## Dataset rows
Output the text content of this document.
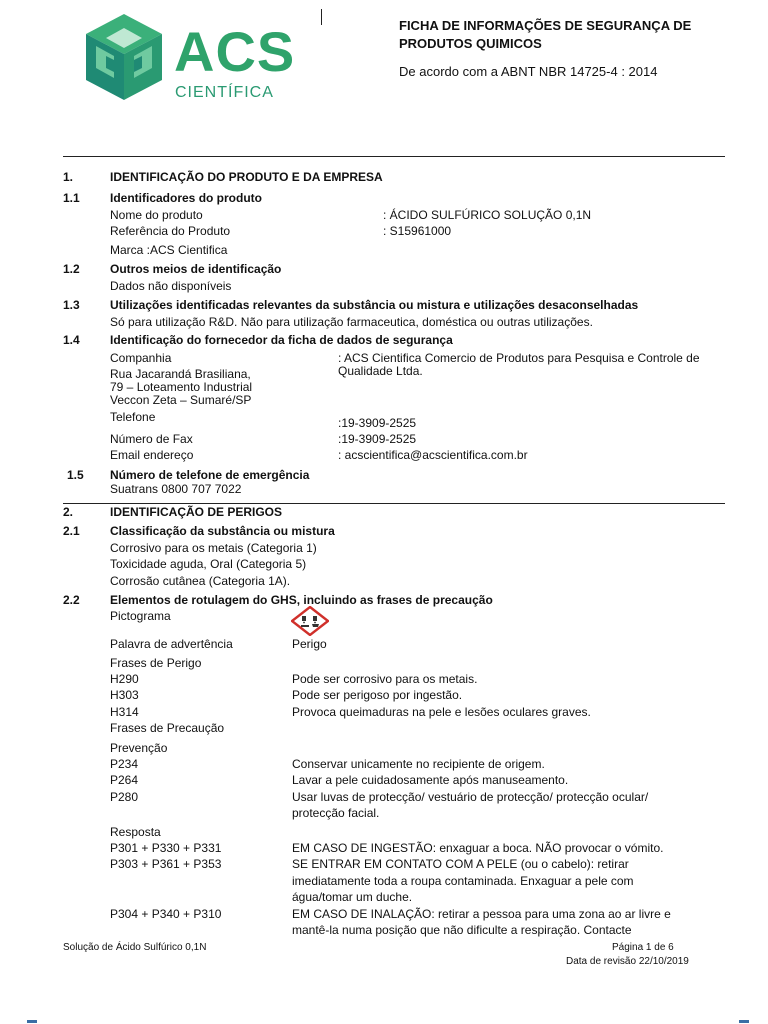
ACS
CIENTÍFICA
FICHA DE INFORMAÇÕES DE SEGURANÇA DE
PRODUTOS QUIMICOS
De acordo com a ABNT NBR 14725-4 : 2014
1.	IDENTIFICAÇÃO DO PRODUTO E DA EMPRESA
1.1	Identificadores do produto
Nome do produto	: ÁCIDO SULFÚRICO SOLUÇÃO 0,1N
Referência do Produto	: S15961000
Marca :ACS Cientifica
1.2	Outros meios de identificação
Dados não disponíveis
1.3	Utilizações identificadas relevantes da substância ou mistura e utilizações desaconselhadas
Só para utilização R&D. Não para utilização farmaceutica, doméstica ou outras utilizações.
1.4	Identificação do fornecedor da ficha de dados de segurança
Companhia	: ACS Cientifica Comercio de Produtos para Pesquisa e Controle de
Qualidade Ltda.
Rua Jacarandá Brasiliana,
79 – Loteamento Industrial
Veccon Zeta – Sumaré/SP
Telefone	:19-3909-2525
Número de Fax	:19-3909-2525
Email endereço	: acscientifica@acscientifica.com.br
1.5 Número de telefone de emergência
Suatrans 0800 707 7022
2.	IDENTIFICAÇÃO DE PERIGOS
2.1	Classificação da substância ou mistura
Corrosivo para os metais (Categoria 1)
Toxicidade aguda, Oral (Categoria 5)
Corrosão cutânea (Categoria 1A).
2.2	Elementos de rotulagem do GHS, incluindo as frases de precaução
Pictograma
Palavra de advertência	Perigo
Frases de Perigo
H290	Pode ser corrosivo para os metais.
H303	Pode ser perigoso por ingestão.
H314	Provoca queimaduras na pele e lesões oculares graves.
Frases de Precaução
Prevenção
P234	Conservar unicamente no recipiente de origem.
P264	Lavar a pele cuidadosamente após manuseamento.
P280	Usar luvas de protecção/ vestuário de protecção/ protecção ocular/
protecção facial.
Resposta
P301 + P330 + P331	EM CASO DE INGESTÃO: enxaguar a boca. NÃO provocar o vómito.
P303 + P361 + P353	SE ENTRAR EM CONTATO COM A PELE (ou o cabelo): retirar
imediatamente toda a roupa contaminada. Enxaguar a pele com
água/tomar um duche.
P304 + P340 + P310	EM CASO DE INALAÇÃO: retirar a pessoa para uma zona ao ar livre e
mantê-la numa posição que não dificulte a respiração. Contacte
Solução de Ácido Sulfúrico 0,1N	Página 1 de 6
Data de revisão 22/10/2019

## What is expected
Will you set down the records word for word while leaving out every picture?

## Exercise response
Output the text content of this document.
ACS
CIENTÍFICA
FICHA DE INFORMAÇÕES DE SEGURANÇA DE
PRODUTOS QUIMICOS
De acordo com a ABNT NBR 14725-4 : 2014
1.	IDENTIFICAÇÃO DO PRODUTO E DA EMPRESA
1.1	Identificadores do produto
Nome do produto	: ÁCIDO SULFÚRICO SOLUÇÃO 0,1N
Referência do Produto	: S15961000
Marca :ACS Cientifica
1.2	Outros meios de identificação
Dados não disponíveis
1.3	Utilizações identificadas relevantes da substância ou mistura e utilizações desaconselhadas
Só para utilização R&D. Não para utilização farmaceutica, doméstica ou outras utilizações.
1.4	Identificação do fornecedor da ficha de dados de segurança
Companhia	: ACS Cientifica Comercio de Produtos para Pesquisa e Controle de
Qualidade Ltda.
Rua Jacarandá Brasiliana,
79 – Loteamento Industrial
Veccon Zeta – Sumaré/SP
Telefone	:19-3909-2525
Número de Fax	:19-3909-2525
Email endereço	: acscientifica@acscientifica.com.br
1.5 Número de telefone de emergência
Suatrans 0800 707 7022
2.	IDENTIFICAÇÃO DE PERIGOS
2.1	Classificação da substância ou mistura
Corrosivo para os metais (Categoria 1)
Toxicidade aguda, Oral (Categoria 5)
Corrosão cutânea (Categoria 1A).
2.2	Elementos de rotulagem do GHS, incluindo as frases de precaução
Pictograma
Palavra de advertência	Perigo
Frases de Perigo
H290	Pode ser corrosivo para os metais.
H303	Pode ser perigoso por ingestão.
H314	Provoca queimaduras na pele e lesões oculares graves.
Frases de Precaução
Prevenção
P234	Conservar unicamente no recipiente de origem.
P264	Lavar a pele cuidadosamente após manuseamento.
P280	Usar luvas de protecção/ vestuário de protecção/ protecção ocular/
protecção facial.
Resposta
P301 + P330 + P331	EM CASO DE INGESTÃO: enxaguar a boca. NÃO provocar o vómito.
P303 + P361 + P353	SE ENTRAR EM CONTATO COM A PELE (ou o cabelo): retirar
imediatamente toda a roupa contaminada. Enxaguar a pele com
água/tomar um duche.
P304 + P340 + P310	EM CASO DE INALAÇÃO: retirar a pessoa para uma zona ao ar livre e
mantê-la numa posição que não dificulte a respiração. Contacte
Solução de Ácido Sulfúrico 0,1N	Página 1 de 6
Data de revisão 22/10/2019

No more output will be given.